[Task] Locate the lines that hold the string "advantage". Copy every such line.

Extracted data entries
····················

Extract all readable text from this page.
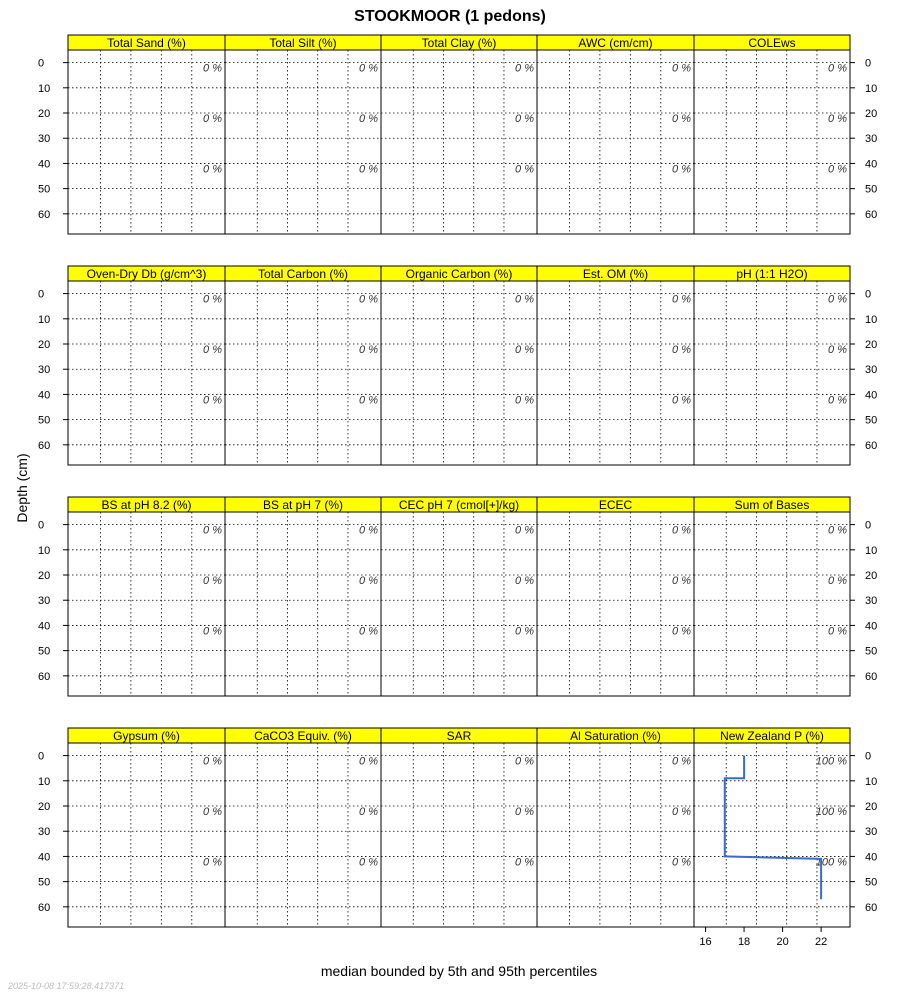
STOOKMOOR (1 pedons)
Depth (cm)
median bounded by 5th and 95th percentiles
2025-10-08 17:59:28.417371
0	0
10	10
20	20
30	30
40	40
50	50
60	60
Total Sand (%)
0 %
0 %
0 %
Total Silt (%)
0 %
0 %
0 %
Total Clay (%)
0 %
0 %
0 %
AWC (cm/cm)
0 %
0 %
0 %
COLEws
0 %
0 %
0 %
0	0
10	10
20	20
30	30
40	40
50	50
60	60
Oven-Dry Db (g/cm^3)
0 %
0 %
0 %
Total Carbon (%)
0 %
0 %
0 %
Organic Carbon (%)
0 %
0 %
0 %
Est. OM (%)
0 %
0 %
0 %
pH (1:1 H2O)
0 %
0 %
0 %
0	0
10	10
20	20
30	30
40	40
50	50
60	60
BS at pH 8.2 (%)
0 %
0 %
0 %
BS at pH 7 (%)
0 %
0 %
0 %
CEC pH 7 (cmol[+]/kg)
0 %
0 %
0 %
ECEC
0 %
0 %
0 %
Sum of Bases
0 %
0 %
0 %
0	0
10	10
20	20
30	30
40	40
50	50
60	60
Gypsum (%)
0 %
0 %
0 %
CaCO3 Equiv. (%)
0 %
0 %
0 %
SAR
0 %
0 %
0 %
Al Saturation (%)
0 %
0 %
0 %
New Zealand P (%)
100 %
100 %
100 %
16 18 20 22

····················

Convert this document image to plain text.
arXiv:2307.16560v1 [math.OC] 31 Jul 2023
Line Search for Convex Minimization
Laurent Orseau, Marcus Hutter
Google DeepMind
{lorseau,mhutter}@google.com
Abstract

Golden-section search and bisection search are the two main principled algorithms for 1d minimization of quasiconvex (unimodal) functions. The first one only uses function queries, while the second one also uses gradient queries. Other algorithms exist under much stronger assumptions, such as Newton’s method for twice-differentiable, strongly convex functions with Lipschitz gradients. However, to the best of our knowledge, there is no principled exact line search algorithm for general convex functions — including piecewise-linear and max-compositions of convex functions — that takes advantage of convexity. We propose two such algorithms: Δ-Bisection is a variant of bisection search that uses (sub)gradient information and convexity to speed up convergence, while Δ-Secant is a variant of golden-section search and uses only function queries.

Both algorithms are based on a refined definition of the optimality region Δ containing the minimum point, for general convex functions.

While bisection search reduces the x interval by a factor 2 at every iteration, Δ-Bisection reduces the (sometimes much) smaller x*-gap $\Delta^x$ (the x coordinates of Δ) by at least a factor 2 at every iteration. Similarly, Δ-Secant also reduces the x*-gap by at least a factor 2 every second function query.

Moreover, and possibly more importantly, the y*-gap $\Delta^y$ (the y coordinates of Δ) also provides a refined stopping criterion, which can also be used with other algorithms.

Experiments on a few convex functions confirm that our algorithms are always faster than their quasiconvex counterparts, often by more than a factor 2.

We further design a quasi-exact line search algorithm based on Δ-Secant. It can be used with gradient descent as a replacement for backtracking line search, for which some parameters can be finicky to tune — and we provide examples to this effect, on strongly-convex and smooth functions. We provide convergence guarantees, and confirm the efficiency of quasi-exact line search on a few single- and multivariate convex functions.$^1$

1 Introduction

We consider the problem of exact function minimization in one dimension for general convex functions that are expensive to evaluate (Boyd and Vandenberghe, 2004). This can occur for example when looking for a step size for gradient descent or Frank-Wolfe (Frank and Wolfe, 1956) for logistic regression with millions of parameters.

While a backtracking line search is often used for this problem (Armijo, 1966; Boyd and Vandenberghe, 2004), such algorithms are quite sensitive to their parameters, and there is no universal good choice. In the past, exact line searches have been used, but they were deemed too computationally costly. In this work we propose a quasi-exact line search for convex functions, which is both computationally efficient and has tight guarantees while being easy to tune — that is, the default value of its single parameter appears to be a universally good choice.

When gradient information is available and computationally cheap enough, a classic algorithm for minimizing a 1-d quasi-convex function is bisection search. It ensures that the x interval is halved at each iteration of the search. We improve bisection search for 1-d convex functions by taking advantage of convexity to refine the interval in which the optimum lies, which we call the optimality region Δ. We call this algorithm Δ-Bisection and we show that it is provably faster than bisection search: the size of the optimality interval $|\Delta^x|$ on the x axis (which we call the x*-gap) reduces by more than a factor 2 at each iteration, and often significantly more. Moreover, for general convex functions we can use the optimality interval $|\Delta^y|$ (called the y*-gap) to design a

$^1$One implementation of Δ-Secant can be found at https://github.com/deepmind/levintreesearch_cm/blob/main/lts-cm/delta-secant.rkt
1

····················

[Answer]
Golden-section search and bisection search are the two main principled algorithms for 1d minimization of quasiconvex (unimodal) functions. The first one only uses function queries, while the second one also uses gradient queries. Other algorithms exist under much stronger assumptions, such as Newton’s method for twice-differentiable, strongly convex functions with Lipschitz gradients. However, to the best of our knowledge, there is no principled exact line search algorithm for general convex functions — including piecewise-linear and max-compositions of convex functions — that takes advantage of convexity. We propose two such algorithms: Δ-Bisection is a variant of bisection search that uses (sub)gradient information and convexity to speed up convergence, while Δ-Secant is a variant of golden-section search and uses only function queries.
When gradient information is available and computationally cheap enough, a classic algorithm for minimizing a 1-d quasi-convex function is bisection search. It ensures that the x interval is halved at each iteration of the search. We improve bisection search for 1-d convex functions by taking advantage of convexity to refine the interval in which the optimum lies, which we call the optimality region Δ. We call this algorithm Δ-Bisection and we show that it is provably faster than bisection search: the size of the optimality interval $|\Delta^x|$ on the x axis (which we call the x*-gap) reduces by more than a factor 2 at each iteration, and often significantly more. Moreover, for general convex functions we can use the optimality interval $|\Delta^y|$ (called the y*-gap) to design a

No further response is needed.